_Problem details_: Quote every line below exactly as it reads.

Recorded data
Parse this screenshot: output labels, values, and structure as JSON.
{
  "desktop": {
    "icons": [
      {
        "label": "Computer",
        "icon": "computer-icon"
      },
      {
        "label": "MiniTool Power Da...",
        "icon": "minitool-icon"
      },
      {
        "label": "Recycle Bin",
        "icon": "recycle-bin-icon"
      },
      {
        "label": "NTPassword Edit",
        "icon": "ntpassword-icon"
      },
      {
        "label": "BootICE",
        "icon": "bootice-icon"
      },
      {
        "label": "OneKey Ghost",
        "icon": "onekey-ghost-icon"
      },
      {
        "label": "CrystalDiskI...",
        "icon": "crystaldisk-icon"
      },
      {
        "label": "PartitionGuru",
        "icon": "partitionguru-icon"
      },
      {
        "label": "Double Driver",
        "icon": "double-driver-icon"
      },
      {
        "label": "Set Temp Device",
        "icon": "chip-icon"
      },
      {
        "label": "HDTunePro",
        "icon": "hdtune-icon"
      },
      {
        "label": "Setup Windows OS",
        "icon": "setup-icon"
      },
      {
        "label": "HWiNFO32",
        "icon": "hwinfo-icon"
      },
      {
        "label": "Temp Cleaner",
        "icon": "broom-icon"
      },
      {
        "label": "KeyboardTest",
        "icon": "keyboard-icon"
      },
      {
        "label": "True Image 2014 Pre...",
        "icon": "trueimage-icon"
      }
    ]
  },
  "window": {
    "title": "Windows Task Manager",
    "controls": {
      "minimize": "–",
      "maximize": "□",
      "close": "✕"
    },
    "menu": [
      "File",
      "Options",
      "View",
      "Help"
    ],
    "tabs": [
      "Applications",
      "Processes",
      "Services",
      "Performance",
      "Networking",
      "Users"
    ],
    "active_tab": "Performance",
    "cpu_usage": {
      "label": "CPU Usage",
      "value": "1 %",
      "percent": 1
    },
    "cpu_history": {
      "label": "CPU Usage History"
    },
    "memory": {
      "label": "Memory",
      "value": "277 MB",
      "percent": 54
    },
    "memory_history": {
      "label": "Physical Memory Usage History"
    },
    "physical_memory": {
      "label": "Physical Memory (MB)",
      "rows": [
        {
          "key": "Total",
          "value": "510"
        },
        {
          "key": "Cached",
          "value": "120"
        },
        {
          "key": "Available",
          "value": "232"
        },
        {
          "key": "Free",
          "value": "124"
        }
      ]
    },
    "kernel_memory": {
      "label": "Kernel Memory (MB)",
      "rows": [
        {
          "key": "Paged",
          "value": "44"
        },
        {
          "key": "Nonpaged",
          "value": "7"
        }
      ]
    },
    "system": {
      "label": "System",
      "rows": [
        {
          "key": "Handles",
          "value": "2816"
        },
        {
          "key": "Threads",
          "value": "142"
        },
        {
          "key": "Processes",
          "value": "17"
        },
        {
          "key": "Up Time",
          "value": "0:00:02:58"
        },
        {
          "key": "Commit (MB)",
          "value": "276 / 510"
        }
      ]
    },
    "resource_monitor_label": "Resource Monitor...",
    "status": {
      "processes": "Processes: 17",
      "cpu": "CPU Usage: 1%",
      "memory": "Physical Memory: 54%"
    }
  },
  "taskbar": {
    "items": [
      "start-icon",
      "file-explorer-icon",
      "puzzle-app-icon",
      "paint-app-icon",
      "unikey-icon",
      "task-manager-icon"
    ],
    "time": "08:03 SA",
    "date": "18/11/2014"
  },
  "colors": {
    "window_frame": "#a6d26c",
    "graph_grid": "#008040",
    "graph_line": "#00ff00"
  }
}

_Written response_:
Parse this screenshot: output labels, values, and structure as JSON.
{
  "desktop": {
    "icons": [
      {
        "label": "Computer",
        "icon": "computer-icon"
      },
      {
        "label": "MiniTool Power Da...",
        "icon": "minitool-icon"
      },
      {
        "label": "Recycle Bin",
        "icon": "recycle-bin-icon"
      },
      {
        "label": "NTPassword Edit",
        "icon": "ntpassword-icon"
      },
      {
        "label": "BootICE",
        "icon": "bootice-icon"
      },
      {
        "label": "OneKey Ghost",
        "icon": "onekey-ghost-icon"
      },
      {
        "label": "CrystalDiskI...",
        "icon": "crystaldisk-icon"
      },
      {
        "label": "PartitionGuru",
        "icon": "partitionguru-icon"
      },
      {
        "label": "Double Driver",
        "icon": "double-driver-icon"
      },
      {
        "label": "Set Temp Device",
        "icon": "chip-icon"
      },
      {
        "label": "HDTunePro",
        "icon": "hdtune-icon"
      },
      {
        "label": "Setup Windows OS",
        "icon": "setup-icon"
      },
      {
        "label": "HWiNFO32",
        "icon": "hwinfo-icon"
      },
      {
        "label": "Temp Cleaner",
        "icon": "broom-icon"
      },
      {
        "label": "KeyboardTest",
        "icon": "keyboard-icon"
      },
      {
        "label": "True Image 2014 Pre...",
        "icon": "trueimage-icon"
      }
    ]
  },
  "window": {
    "title": "Windows Task Manager",
    "controls": {
      "minimize": "–",
      "maximize": "□",
      "close": "✕"
    },
    "menu": [
      "File",
      "Options",
      "View",
      "Help"
    ],
    "tabs": [
      "Applications",
      "Processes",
      "Services",
      "Performance",
      "Networking",
      "Users"
    ],
    "active_tab": "Performance",
    "cpu_usage": {
      "label": "CPU Usage",
      "value": "1 %",
      "percent": 1
    },
    "cpu_history": {
      "label": "CPU Usage History"
    },
    "memory": {
      "label": "Memory",
      "value": "277 MB",
      "percent": 54
    },
    "memory_history": {
      "label": "Physical Memory Usage History"
    },
    "physical_memory": {
      "label": "Physical Memory (MB)",
      "rows": [
        {
          "key": "Total",
          "value": "510"
        },
        {
          "key": "Cached",
          "value": "120"
        },
        {
          "key": "Available",
          "value": "232"
        },
        {
          "key": "Free",
          "value": "124"
        }
      ]
    },
    "kernel_memory": {
      "label": "Kernel Memory (MB)",
      "rows": [
        {
          "key": "Paged",
          "value": "44"
        },
        {
          "key": "Nonpaged",
          "value": "7"
        }
      ]
    },
    "system": {
      "label": "System",
      "rows": [
        {
          "key": "Handles",
          "value": "2816"
        },
        {
          "key": "Threads",
          "value": "142"
        },
        {
          "key": "Processes",
          "value": "17"
        },
        {
          "key": "Up Time",
          "value": "0:00:02:58"
        },
        {
          "key": "Commit (MB)",
          "value": "276 / 510"
        }
      ]
    },
    "resource_monitor_label": "Resource Monitor...",
    "status": {
      "processes": "Processes: 17",
      "cpu": "CPU Usage: 1%",
      "memory": "Physical Memory: 54%"
    }
  },
  "taskbar": {
    "items": [
      "start-icon",
      "file-explorer-icon",
      "puzzle-app-icon",
      "paint-app-icon",
      "unikey-icon",
      "task-manager-icon"
    ],
    "time": "08:03 SA",
    "date": "18/11/2014"
  },
  "colors": {
    "window_frame": "#a6d26c",
    "graph_grid": "#008040",
    "graph_line": "#00ff00"
  }
}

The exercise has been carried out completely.